**OBJECTIVE**: Find each line containing the string "credit" and return it.

**LISTED ENTRIES**:

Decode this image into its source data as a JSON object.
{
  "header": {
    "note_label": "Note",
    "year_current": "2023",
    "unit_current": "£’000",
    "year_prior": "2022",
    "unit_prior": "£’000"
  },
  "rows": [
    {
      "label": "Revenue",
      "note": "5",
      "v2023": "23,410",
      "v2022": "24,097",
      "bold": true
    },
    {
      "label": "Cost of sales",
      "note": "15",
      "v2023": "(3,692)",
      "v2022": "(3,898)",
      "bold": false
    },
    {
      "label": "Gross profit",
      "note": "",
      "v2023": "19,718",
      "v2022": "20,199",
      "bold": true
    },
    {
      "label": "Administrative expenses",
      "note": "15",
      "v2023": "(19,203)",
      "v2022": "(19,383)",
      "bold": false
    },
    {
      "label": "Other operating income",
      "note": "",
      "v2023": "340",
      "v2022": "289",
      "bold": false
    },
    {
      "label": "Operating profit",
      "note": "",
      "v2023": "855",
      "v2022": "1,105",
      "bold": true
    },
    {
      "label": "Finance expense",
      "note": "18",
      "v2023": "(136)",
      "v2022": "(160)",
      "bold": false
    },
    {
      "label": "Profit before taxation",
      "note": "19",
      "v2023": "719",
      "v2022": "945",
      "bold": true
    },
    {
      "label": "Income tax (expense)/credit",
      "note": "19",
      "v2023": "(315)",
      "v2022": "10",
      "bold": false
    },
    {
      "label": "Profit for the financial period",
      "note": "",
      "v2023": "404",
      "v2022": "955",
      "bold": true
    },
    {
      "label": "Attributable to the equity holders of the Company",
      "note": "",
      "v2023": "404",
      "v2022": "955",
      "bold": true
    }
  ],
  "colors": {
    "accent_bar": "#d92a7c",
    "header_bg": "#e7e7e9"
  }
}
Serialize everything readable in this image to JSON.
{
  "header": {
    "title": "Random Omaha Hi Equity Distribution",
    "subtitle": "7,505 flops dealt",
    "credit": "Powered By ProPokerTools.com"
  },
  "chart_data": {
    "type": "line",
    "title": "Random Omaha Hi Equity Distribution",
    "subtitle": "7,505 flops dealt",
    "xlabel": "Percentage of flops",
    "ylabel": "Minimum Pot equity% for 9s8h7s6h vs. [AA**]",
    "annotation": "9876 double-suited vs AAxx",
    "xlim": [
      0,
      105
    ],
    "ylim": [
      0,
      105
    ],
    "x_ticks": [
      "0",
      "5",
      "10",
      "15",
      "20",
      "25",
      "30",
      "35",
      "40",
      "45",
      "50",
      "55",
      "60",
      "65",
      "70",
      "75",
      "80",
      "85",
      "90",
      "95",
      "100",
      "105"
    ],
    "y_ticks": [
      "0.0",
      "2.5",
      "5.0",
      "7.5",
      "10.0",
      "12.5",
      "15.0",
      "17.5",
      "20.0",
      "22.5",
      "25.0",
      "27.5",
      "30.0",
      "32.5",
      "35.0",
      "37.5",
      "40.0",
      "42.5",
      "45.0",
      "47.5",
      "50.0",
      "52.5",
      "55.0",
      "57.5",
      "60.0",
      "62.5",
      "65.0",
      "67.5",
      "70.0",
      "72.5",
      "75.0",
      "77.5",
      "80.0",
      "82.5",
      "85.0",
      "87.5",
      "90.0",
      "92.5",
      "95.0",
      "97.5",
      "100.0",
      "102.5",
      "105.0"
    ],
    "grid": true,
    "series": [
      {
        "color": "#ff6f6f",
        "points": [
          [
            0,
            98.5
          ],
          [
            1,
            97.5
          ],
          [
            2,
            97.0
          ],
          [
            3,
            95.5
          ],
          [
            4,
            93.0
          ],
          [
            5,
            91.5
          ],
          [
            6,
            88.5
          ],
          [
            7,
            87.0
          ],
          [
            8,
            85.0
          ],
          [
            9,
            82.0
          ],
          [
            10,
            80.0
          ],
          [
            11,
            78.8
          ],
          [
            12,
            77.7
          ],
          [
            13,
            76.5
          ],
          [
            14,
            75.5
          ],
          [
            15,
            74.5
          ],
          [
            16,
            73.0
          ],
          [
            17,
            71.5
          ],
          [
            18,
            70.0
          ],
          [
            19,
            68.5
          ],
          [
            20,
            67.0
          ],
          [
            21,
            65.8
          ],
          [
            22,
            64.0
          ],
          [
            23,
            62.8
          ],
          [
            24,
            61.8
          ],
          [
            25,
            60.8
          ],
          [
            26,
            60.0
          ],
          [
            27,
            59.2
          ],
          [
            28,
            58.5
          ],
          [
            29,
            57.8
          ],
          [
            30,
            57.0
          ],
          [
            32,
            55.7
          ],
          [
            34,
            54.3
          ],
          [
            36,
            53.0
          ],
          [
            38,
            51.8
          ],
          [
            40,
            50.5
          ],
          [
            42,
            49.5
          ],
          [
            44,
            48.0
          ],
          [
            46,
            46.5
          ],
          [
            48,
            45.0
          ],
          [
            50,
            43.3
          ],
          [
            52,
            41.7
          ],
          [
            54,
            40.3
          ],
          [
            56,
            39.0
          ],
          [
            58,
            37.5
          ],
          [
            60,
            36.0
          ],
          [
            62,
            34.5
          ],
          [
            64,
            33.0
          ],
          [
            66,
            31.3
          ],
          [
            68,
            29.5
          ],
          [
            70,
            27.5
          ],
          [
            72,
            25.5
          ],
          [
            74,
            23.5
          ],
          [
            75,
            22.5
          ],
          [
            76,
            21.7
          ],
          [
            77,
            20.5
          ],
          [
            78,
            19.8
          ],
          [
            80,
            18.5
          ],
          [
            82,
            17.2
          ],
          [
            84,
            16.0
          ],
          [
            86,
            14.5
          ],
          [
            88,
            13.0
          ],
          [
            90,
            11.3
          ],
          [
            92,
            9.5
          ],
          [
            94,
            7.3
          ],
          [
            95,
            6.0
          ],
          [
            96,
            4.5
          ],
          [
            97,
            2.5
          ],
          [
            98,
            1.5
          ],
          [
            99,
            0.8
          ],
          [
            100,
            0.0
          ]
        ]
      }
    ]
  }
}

**SOLUTION TO THE PROBLEM**:
      "label": "Income tax (expense)/credit",
    "credit": "Powered By ProPokerTools.com"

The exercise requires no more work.